-- What you have to do --
Write out the full listing exactly as given, minus the images.

-- Entries from a visual dataset --
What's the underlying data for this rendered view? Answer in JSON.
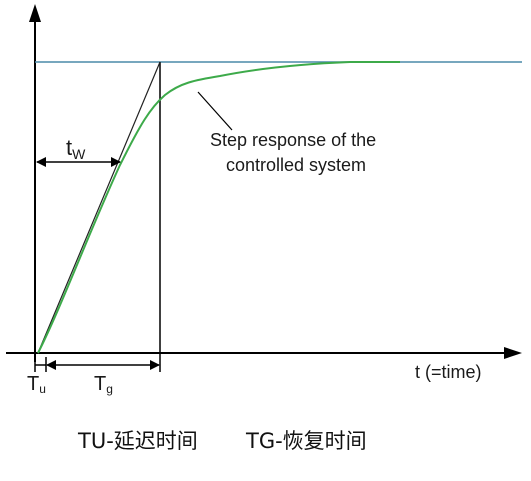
{
  "labels": {
    "tw": {
      "main": "t",
      "sub": "W"
    },
    "tu": {
      "main": "T",
      "sub": "u"
    },
    "tg": {
      "main": "T",
      "sub": "g"
    },
    "annotation_line1": "Step response of the",
    "annotation_line2": "controlled system",
    "x_axis": "t (=time)"
  },
  "caption": {
    "tu": "TU-延迟时间",
    "tg": "TG-恢复时间"
  },
  "colors": {
    "axis": "#000000",
    "setpoint_line": "#4a8aa8",
    "response_curve": "#3daa4a",
    "tangent": "#222222"
  }
}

-- Problem solution --
What's the underlying data for this rendered view? Answer in JSON.
{
  "labels": {
    "tw": {
      "main": "t",
      "sub": "W"
    },
    "tu": {
      "main": "T",
      "sub": "u"
    },
    "tg": {
      "main": "T",
      "sub": "g"
    },
    "annotation_line1": "Step response of the",
    "annotation_line2": "controlled system",
    "x_axis": "t (=time)"
  },
  "caption": {
    "tu": "TU-延迟时间",
    "tg": "TG-恢复时间"
  },
  "colors": {
    "axis": "#000000",
    "setpoint_line": "#4a8aa8",
    "response_curve": "#3daa4a",
    "tangent": "#222222"
  }
}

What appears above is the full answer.